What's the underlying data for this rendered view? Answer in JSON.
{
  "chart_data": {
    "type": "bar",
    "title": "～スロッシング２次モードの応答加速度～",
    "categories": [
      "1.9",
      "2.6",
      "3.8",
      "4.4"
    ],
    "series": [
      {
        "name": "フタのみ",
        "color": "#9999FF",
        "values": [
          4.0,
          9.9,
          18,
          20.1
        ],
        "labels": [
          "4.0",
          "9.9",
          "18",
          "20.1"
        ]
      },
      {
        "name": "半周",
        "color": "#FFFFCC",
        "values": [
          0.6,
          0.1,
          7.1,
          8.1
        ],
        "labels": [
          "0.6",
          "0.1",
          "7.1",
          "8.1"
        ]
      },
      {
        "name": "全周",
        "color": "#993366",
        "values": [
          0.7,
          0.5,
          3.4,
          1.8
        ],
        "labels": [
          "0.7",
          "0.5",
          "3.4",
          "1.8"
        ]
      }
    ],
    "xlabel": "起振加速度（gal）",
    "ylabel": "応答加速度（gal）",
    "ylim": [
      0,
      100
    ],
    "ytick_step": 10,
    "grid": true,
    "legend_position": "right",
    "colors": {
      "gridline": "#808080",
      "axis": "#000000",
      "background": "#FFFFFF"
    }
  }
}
# # # # #
- [PROMPT]: Set all of the records down again, exactly as they stand.

- [ANSWER TO THE TASK]:
What's the underlying data for this rendered view? Answer in JSON.
{
  "chart_data": {
    "type": "bar",
    "title": "～スロッシング２次モードの応答加速度～",
    "categories": [
      "1.9",
      "2.6",
      "3.8",
      "4.4"
    ],
    "series": [
      {
        "name": "フタのみ",
        "color": "#9999FF",
        "values": [
          4.0,
          9.9,
          18,
          20.1
        ],
        "labels": [
          "4.0",
          "9.9",
          "18",
          "20.1"
        ]
      },
      {
        "name": "半周",
        "color": "#FFFFCC",
        "values": [
          0.6,
          0.1,
          7.1,
          8.1
        ],
        "labels": [
          "0.6",
          "0.1",
          "7.1",
          "8.1"
        ]
      },
      {
        "name": "全周",
        "color": "#993366",
        "values": [
          0.7,
          0.5,
          3.4,
          1.8
        ],
        "labels": [
          "0.7",
          "0.5",
          "3.4",
          "1.8"
        ]
      }
    ],
    "xlabel": "起振加速度（gal）",
    "ylabel": "応答加速度（gal）",
    "ylim": [
      0,
      100
    ],
    "ytick_step": 10,
    "grid": true,
    "legend_position": "right",
    "colors": {
      "gridline": "#808080",
      "axis": "#000000",
      "background": "#FFFFFF"
    }
  }
}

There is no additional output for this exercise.